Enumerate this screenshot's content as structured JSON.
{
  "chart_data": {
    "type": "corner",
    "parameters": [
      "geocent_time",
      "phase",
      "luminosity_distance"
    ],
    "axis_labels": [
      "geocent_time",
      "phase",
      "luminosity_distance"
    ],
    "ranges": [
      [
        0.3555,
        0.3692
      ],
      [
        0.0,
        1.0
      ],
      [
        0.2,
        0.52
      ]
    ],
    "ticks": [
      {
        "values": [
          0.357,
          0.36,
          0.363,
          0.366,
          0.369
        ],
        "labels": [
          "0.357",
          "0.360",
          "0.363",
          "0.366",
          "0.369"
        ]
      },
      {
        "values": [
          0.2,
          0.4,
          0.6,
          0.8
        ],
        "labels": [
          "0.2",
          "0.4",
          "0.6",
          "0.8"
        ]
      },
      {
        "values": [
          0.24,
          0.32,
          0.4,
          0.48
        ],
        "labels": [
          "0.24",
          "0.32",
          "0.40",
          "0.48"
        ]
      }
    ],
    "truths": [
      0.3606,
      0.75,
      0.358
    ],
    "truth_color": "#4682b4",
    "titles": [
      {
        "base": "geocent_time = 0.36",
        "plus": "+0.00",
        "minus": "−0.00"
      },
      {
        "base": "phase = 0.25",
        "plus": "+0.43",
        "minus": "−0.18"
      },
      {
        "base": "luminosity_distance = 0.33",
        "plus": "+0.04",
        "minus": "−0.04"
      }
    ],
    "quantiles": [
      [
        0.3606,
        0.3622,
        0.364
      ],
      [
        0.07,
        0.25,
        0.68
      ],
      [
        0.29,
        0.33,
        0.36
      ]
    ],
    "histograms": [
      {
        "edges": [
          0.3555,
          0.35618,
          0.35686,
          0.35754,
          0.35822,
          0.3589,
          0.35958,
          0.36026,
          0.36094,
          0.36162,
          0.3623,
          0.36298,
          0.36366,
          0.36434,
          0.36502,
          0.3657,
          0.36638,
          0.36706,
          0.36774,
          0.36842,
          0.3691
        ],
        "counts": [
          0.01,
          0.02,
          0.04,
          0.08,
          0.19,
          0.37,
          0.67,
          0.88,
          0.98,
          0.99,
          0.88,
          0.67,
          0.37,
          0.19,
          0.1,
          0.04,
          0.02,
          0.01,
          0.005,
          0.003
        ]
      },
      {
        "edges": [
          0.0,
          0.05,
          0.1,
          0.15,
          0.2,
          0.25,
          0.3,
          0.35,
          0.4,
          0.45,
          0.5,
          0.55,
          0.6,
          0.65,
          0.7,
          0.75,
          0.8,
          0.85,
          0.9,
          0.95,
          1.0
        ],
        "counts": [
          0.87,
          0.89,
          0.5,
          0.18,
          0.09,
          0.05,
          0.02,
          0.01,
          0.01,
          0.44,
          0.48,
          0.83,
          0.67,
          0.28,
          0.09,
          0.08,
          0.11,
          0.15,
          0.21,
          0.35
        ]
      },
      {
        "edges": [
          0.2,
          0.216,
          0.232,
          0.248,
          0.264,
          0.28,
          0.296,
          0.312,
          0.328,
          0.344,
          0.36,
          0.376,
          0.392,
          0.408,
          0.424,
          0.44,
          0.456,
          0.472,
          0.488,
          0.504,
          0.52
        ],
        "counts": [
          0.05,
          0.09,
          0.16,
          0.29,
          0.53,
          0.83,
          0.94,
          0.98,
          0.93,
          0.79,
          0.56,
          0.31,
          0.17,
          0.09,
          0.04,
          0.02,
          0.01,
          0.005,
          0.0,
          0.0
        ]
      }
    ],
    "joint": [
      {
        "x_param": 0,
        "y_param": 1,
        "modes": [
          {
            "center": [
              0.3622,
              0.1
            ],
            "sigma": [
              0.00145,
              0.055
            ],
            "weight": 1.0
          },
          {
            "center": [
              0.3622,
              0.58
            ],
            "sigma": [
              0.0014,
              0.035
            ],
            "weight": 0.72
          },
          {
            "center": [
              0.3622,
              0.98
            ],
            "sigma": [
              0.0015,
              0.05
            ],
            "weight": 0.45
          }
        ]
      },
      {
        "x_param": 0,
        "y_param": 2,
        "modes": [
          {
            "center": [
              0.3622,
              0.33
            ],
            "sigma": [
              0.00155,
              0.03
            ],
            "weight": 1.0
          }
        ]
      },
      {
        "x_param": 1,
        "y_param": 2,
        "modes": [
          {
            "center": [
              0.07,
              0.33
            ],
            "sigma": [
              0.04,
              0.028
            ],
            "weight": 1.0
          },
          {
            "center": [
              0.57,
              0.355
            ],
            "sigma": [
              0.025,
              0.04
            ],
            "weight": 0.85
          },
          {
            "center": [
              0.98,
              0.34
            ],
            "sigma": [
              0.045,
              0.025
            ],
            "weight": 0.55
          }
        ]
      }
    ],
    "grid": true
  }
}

┄┄┄┄┄┄

Find the word "base" in the entries above and gather every line that holds it.

        "base": "geocent_time = 0.36",
        "base": "phase = 0.25",
        "base": "luminosity_distance = 0.33",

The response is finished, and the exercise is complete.